• [THE DATA]
.....

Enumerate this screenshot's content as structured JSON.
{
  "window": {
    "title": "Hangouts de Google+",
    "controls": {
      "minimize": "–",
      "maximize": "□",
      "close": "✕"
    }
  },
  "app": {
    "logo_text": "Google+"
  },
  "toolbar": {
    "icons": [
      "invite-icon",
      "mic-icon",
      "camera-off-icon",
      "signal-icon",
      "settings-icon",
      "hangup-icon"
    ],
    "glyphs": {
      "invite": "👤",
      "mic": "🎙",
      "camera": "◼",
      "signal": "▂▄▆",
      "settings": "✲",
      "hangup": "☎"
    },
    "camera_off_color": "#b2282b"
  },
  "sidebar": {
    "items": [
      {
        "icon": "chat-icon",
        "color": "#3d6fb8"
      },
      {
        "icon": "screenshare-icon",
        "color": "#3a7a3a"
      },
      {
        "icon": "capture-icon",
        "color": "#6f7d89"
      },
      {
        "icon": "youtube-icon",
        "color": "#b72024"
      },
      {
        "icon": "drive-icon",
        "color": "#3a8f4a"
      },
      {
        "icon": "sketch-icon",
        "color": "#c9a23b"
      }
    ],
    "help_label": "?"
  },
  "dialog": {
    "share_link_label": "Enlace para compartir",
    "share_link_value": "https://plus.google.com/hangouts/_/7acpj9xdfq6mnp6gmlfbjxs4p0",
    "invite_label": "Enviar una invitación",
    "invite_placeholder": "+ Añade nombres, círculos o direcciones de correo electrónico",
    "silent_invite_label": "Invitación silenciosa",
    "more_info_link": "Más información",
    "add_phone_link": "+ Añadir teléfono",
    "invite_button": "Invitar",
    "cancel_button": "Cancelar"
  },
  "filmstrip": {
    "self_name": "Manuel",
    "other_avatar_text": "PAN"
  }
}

.....

• [SHORT PROBLEM]
Your task is to repeat every entry exactly.

• [ANSWER IN FULL]
Enumerate this screenshot's content as structured JSON.
{
  "window": {
    "title": "Hangouts de Google+",
    "controls": {
      "minimize": "–",
      "maximize": "□",
      "close": "✕"
    }
  },
  "app": {
    "logo_text": "Google+"
  },
  "toolbar": {
    "icons": [
      "invite-icon",
      "mic-icon",
      "camera-off-icon",
      "signal-icon",
      "settings-icon",
      "hangup-icon"
    ],
    "glyphs": {
      "invite": "👤",
      "mic": "🎙",
      "camera": "◼",
      "signal": "▂▄▆",
      "settings": "✲",
      "hangup": "☎"
    },
    "camera_off_color": "#b2282b"
  },
  "sidebar": {
    "items": [
      {
        "icon": "chat-icon",
        "color": "#3d6fb8"
      },
      {
        "icon": "screenshare-icon",
        "color": "#3a7a3a"
      },
      {
        "icon": "capture-icon",
        "color": "#6f7d89"
      },
      {
        "icon": "youtube-icon",
        "color": "#b72024"
      },
      {
        "icon": "drive-icon",
        "color": "#3a8f4a"
      },
      {
        "icon": "sketch-icon",
        "color": "#c9a23b"
      }
    ],
    "help_label": "?"
  },
  "dialog": {
    "share_link_label": "Enlace para compartir",
    "share_link_value": "https://plus.google.com/hangouts/_/7acpj9xdfq6mnp6gmlfbjxs4p0",
    "invite_label": "Enviar una invitación",
    "invite_placeholder": "+ Añade nombres, círculos o direcciones de correo electrónico",
    "silent_invite_label": "Invitación silenciosa",
    "more_info_link": "Más información",
    "add_phone_link": "+ Añadir teléfono",
    "invite_button": "Invitar",
    "cancel_button": "Cancelar"
  },
  "filmstrip": {
    "self_name": "Manuel",
    "other_avatar_text": "PAN"
  }
}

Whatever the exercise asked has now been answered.